### What to work on
Show all lines holding "Accrued".

### Information given
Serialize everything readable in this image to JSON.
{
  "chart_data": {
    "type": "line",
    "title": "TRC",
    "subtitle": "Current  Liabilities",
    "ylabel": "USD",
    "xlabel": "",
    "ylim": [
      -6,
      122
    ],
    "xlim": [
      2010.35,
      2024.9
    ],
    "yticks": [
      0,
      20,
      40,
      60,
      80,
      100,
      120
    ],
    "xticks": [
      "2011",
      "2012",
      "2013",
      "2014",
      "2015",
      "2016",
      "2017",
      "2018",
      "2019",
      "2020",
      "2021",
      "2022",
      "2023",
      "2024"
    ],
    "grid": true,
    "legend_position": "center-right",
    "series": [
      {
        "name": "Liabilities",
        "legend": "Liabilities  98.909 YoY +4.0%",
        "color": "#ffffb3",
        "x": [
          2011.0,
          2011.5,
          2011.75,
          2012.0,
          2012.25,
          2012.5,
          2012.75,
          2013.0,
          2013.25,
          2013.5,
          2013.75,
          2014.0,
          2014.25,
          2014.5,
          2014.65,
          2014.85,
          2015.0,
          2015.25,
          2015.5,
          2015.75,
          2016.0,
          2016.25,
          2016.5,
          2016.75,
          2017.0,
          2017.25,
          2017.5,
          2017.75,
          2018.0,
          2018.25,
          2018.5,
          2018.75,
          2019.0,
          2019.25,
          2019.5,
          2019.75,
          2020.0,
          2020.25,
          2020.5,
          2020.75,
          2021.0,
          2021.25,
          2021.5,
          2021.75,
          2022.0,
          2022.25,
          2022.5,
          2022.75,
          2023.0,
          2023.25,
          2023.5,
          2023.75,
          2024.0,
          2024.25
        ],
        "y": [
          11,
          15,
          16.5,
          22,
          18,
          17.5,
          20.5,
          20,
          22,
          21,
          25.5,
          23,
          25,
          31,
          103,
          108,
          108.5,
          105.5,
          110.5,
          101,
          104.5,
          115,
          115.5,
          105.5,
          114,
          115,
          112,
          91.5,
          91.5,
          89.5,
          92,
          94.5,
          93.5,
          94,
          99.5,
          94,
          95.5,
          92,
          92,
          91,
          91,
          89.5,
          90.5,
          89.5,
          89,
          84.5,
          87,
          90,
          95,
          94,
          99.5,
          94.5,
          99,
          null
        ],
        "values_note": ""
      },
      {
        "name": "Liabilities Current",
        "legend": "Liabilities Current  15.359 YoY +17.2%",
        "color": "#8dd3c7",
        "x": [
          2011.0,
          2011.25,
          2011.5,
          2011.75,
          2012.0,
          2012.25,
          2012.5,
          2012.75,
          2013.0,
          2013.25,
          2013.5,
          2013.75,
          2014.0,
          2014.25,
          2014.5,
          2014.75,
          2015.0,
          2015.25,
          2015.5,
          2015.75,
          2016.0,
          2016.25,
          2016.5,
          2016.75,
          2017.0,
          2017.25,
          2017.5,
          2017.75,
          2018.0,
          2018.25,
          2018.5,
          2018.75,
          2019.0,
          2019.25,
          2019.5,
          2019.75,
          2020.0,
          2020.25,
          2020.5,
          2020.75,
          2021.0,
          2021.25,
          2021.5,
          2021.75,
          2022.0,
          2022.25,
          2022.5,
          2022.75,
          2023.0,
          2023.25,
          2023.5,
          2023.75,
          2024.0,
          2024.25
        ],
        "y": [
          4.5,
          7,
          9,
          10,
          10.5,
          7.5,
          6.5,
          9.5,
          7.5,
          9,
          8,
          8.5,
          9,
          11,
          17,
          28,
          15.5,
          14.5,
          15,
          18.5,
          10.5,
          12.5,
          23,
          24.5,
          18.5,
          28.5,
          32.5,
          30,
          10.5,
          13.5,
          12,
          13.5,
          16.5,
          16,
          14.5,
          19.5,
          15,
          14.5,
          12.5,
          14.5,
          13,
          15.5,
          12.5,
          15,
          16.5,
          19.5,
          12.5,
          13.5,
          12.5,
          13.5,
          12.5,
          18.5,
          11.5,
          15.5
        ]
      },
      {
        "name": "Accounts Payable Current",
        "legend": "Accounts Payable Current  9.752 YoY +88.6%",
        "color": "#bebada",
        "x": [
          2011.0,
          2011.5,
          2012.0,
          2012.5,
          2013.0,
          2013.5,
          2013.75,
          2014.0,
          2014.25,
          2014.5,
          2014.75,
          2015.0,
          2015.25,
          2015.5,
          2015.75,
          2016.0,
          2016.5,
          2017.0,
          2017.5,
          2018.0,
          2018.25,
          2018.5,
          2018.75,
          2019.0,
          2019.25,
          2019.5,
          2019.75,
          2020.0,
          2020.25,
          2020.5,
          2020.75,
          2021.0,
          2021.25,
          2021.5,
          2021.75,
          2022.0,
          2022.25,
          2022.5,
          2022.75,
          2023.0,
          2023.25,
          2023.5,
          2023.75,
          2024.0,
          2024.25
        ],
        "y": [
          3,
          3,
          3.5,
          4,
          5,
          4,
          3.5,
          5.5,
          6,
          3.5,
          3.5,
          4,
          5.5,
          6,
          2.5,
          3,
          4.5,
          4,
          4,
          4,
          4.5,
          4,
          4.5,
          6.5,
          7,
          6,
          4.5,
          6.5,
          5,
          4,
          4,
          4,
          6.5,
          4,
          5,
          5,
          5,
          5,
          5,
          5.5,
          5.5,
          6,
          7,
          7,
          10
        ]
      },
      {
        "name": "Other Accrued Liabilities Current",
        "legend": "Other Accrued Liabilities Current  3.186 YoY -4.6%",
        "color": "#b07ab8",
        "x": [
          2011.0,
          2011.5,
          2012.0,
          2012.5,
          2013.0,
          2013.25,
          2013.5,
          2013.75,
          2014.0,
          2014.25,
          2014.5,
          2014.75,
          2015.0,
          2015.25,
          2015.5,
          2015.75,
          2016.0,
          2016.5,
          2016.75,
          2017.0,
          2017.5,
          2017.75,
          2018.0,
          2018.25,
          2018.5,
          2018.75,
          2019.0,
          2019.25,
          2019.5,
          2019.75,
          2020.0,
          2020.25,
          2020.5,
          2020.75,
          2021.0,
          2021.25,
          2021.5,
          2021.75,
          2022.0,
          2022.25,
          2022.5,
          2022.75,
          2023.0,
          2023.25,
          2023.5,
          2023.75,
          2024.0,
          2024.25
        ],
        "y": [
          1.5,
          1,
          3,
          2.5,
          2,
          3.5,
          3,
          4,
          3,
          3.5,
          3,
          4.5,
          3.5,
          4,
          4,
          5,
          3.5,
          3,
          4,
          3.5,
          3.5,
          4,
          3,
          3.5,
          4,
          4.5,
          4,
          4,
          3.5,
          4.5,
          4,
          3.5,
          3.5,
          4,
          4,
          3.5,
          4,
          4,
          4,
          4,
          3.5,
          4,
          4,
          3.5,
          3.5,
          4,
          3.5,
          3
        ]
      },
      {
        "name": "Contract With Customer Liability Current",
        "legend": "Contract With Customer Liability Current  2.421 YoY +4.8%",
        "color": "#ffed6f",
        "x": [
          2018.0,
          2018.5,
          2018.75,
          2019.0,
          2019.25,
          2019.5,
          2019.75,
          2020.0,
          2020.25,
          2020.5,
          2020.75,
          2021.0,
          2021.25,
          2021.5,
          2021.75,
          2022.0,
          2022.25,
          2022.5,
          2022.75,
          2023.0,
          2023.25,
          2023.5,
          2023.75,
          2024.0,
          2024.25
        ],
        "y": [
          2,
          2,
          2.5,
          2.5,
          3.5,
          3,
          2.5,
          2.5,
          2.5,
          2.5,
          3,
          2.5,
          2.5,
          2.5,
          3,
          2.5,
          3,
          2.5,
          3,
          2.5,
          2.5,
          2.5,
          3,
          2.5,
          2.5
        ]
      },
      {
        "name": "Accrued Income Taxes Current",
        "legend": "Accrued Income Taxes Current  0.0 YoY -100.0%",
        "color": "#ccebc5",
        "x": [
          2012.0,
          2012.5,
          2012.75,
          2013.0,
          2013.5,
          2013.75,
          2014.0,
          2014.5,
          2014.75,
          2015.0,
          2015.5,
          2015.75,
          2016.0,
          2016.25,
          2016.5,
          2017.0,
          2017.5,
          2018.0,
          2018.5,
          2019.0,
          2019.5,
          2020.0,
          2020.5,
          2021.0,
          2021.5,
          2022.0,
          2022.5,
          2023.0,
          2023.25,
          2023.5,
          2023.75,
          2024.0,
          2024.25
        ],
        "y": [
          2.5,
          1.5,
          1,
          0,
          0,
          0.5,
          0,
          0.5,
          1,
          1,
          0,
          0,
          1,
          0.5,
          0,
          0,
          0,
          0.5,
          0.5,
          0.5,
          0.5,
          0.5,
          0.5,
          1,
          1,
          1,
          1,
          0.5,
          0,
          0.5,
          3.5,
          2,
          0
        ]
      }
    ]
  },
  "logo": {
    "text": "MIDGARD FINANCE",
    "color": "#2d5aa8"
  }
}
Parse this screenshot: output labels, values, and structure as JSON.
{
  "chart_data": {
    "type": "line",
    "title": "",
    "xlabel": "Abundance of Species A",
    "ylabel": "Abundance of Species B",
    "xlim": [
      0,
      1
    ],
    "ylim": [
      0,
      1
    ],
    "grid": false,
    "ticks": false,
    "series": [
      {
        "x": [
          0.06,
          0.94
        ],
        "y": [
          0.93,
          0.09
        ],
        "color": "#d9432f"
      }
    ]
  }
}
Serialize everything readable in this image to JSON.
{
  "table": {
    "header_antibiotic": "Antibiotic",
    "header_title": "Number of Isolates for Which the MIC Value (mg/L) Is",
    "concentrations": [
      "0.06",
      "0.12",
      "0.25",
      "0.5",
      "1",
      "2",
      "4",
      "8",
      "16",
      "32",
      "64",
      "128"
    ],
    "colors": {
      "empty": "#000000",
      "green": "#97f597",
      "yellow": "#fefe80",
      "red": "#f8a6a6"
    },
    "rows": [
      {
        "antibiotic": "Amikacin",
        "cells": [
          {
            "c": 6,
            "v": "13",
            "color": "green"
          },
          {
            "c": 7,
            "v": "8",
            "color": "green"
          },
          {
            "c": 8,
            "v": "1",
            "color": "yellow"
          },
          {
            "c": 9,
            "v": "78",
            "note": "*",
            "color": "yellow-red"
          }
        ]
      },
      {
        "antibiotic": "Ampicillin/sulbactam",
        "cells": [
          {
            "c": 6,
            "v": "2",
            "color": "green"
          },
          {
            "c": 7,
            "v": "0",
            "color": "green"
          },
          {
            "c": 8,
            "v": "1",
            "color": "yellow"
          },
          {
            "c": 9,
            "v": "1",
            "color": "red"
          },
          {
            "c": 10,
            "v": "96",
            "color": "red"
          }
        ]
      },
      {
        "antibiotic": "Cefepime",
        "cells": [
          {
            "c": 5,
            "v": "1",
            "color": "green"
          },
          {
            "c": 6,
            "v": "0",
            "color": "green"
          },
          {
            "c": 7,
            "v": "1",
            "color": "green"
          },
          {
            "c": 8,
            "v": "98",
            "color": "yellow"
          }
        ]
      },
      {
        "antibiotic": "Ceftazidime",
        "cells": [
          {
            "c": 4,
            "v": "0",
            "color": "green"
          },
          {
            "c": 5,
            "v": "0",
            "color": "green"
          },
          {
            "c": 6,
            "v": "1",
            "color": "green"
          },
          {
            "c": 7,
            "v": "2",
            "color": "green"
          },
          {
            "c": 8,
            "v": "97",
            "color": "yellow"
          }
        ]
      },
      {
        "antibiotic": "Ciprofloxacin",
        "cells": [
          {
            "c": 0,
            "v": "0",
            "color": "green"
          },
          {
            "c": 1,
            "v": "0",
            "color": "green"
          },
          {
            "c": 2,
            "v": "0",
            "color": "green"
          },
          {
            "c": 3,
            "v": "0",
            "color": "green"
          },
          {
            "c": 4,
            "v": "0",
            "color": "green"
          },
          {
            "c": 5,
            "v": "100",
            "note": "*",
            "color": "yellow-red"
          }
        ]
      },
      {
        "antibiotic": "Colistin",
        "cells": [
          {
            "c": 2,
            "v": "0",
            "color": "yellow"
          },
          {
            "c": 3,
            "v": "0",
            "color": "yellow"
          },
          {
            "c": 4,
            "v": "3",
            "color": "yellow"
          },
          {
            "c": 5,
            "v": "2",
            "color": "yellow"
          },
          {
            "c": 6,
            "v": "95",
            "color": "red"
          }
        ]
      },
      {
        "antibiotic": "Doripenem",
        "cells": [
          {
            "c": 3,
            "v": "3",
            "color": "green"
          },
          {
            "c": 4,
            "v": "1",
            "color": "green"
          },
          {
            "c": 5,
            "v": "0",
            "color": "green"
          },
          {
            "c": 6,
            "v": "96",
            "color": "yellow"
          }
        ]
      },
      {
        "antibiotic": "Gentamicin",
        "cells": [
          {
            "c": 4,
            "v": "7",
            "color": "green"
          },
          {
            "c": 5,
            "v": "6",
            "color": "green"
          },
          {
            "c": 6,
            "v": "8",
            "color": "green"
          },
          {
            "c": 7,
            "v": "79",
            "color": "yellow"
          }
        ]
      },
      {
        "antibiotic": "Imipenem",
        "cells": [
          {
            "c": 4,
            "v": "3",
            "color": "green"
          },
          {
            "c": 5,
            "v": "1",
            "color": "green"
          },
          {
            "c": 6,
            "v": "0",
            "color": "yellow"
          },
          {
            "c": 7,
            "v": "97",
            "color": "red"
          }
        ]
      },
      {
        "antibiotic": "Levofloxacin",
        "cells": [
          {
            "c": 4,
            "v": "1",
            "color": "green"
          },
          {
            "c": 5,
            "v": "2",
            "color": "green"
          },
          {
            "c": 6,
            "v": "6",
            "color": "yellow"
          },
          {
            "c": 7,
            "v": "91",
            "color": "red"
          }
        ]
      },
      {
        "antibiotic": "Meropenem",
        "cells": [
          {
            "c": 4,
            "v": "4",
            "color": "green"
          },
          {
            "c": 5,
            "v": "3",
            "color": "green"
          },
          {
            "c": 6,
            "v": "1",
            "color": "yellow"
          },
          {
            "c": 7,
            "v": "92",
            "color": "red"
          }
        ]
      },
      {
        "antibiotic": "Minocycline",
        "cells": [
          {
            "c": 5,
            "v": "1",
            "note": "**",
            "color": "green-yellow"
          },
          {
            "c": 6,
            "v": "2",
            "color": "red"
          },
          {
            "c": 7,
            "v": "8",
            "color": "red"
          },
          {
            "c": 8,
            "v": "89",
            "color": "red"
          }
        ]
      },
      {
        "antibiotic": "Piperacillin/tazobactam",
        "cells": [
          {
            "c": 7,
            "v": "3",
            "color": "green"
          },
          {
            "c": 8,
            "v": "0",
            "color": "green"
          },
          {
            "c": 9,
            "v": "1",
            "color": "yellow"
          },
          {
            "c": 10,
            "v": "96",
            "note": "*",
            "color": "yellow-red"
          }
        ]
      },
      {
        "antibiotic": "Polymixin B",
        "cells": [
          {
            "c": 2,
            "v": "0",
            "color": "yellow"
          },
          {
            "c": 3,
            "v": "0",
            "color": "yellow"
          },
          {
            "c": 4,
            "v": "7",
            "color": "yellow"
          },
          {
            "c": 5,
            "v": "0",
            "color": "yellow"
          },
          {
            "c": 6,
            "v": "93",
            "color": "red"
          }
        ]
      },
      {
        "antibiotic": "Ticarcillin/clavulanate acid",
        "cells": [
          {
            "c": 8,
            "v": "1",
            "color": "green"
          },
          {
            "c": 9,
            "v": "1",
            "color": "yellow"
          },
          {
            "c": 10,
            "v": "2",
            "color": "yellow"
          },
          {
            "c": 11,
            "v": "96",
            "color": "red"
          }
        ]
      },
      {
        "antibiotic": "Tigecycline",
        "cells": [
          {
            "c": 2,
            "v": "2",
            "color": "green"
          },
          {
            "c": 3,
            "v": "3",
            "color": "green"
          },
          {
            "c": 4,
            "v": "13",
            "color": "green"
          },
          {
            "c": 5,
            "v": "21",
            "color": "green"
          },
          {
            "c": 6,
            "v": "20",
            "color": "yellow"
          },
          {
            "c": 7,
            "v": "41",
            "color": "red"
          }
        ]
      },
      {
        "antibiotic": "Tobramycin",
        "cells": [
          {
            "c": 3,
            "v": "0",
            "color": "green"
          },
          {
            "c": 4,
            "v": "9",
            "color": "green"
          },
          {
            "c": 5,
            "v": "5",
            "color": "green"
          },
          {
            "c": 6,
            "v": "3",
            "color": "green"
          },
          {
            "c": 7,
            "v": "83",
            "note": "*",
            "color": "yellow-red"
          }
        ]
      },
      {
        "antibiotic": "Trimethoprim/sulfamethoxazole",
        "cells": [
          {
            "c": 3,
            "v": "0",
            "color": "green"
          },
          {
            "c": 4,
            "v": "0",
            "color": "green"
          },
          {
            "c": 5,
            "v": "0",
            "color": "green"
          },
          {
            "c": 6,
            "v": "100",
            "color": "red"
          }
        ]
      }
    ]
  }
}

### Worked solution
        "name": "Other Accrued Liabilities Current",
        "legend": "Other Accrued Liabilities Current  3.186 YoY -4.6%",
        "name": "Accrued Income Taxes Current",
        "legend": "Accrued Income Taxes Current  0.0 YoY -100.0%",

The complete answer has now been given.